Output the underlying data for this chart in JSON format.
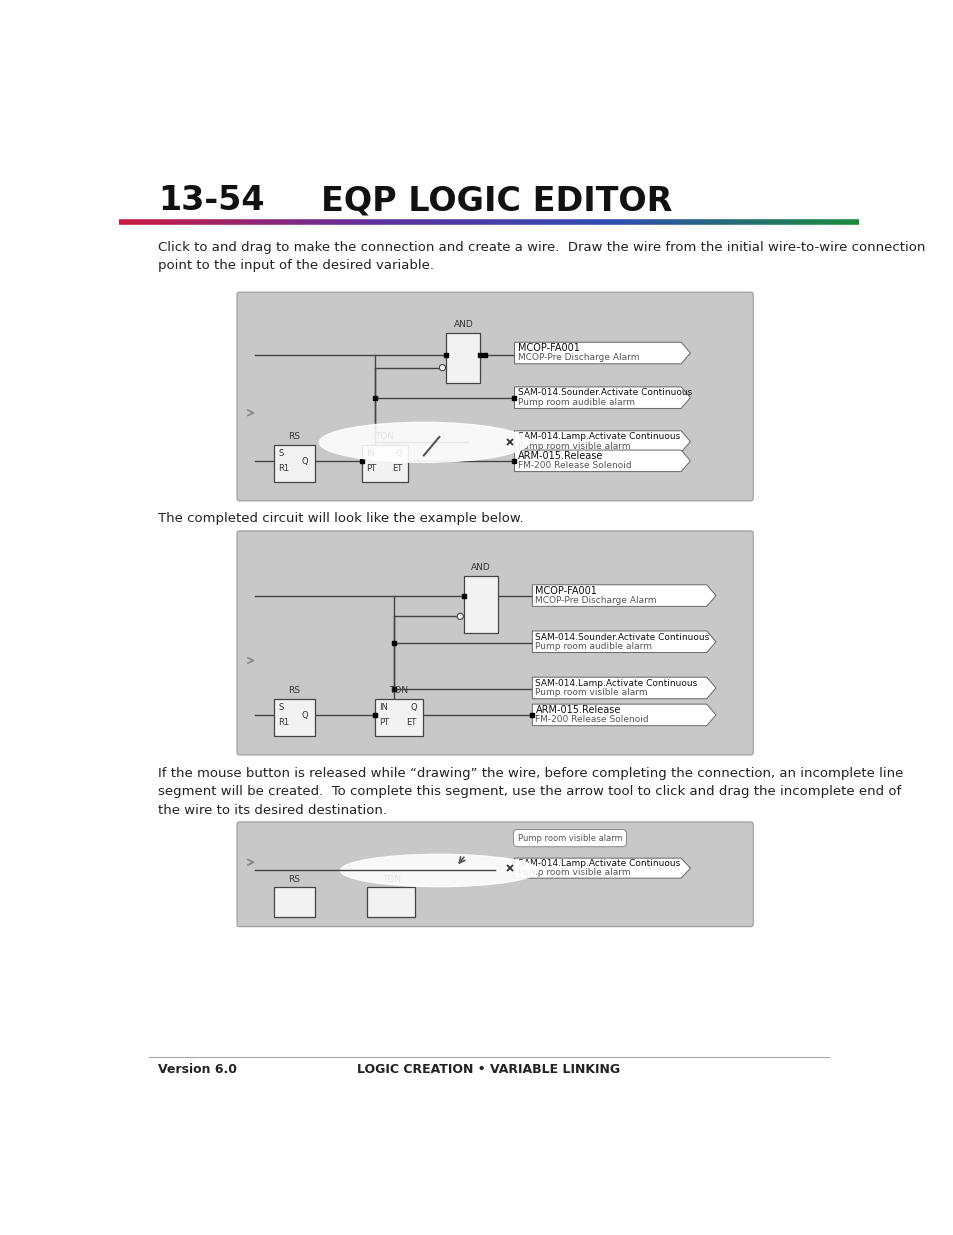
{
  "title_num": "13-54",
  "title_text": "EQP LOGIC EDITOR",
  "page_bg": "#ffffff",
  "footer_text_left": "Version 6.0",
  "footer_text_center": "LOGIC CREATION • VARIABLE LINKING",
  "paragraph1": "Click to and drag to make the connection and create a wire.  Draw the wire from the initial wire-to-wire connection\npoint to the input of the desired variable.",
  "paragraph2": "The completed circuit will look like the example below.",
  "paragraph3": "If the mouse button is released while “drawing” the wire, before completing the connection, an incomplete line\nsegment will be created.  To complete this segment, use the arrow tool to click and drag the incomplete end of\nthe wire to its desired destination.",
  "diag_bg": "#cccccc",
  "diag_bg2": "#e0e0e0",
  "block_fill": "#f2f2f2",
  "block_stroke": "#444444",
  "wire_color": "#444444",
  "label_fill": "#ffffff",
  "label_stroke": "#666666",
  "text_main": "#111111",
  "text_sub": "#555555"
}
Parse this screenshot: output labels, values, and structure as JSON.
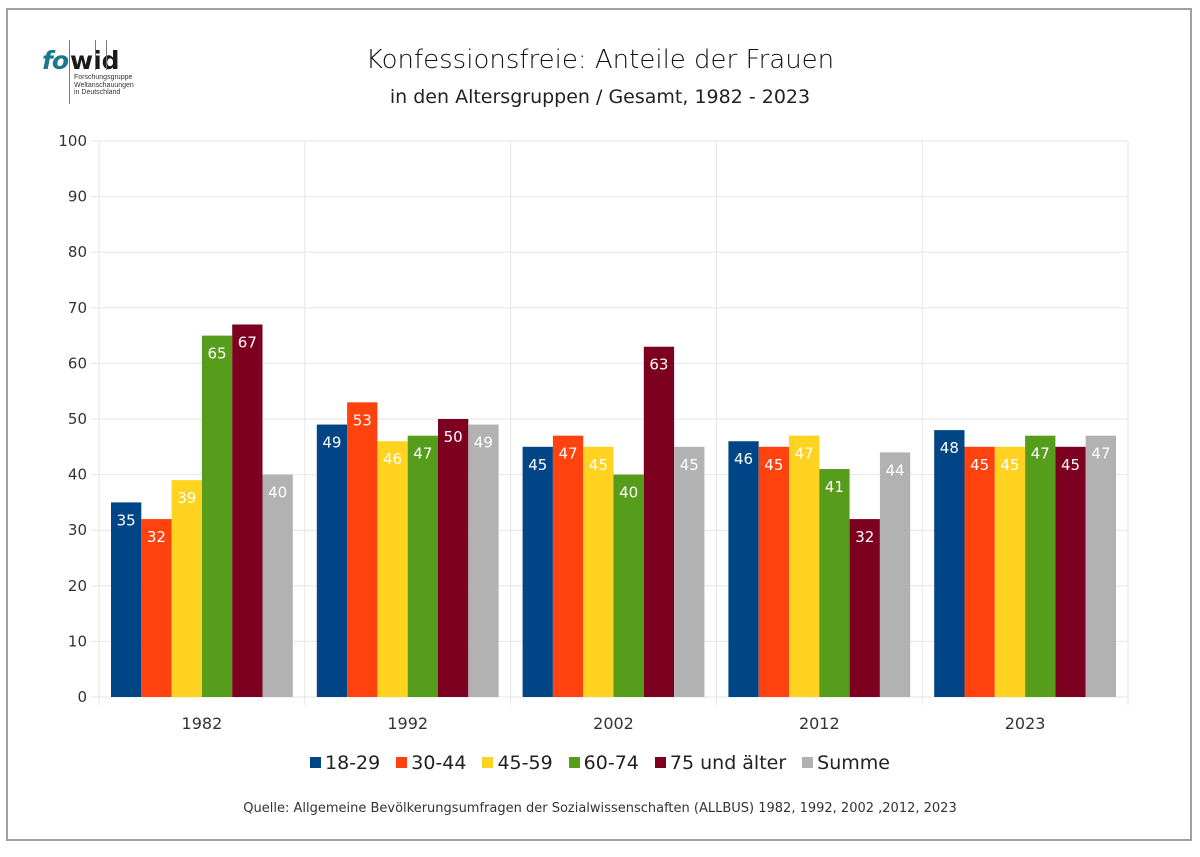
::::::
> [GOAL]: Copy out every line of the material above exactly, skipping the pictures.

> [REPLY TO THE TASK]:
Output the underlying data for this chart in JSON format.
{
  "title_num": "13-54",
  "title_text": "EQP LOGIC EDITOR",
  "page_bg": "#ffffff",
  "footer_text_left": "Version 6.0",
  "footer_text_center": "LOGIC CREATION • VARIABLE LINKING",
  "paragraph1": "Click to and drag to make the connection and create a wire.  Draw the wire from the initial wire-to-wire connection\npoint to the input of the desired variable.",
  "paragraph2": "The completed circuit will look like the example below.",
  "paragraph3": "If the mouse button is released while “drawing” the wire, before completing the connection, an incomplete line\nsegment will be created.  To complete this segment, use the arrow tool to click and drag the incomplete end of\nthe wire to its desired destination.",
  "diag_bg": "#cccccc",
  "diag_bg2": "#e0e0e0",
  "block_fill": "#f2f2f2",
  "block_stroke": "#444444",
  "wire_color": "#444444",
  "label_fill": "#ffffff",
  "label_stroke": "#666666",
  "text_main": "#111111",
  "text_sub": "#555555"
}
Parse this screenshot: output labels, values, and structure as JSON.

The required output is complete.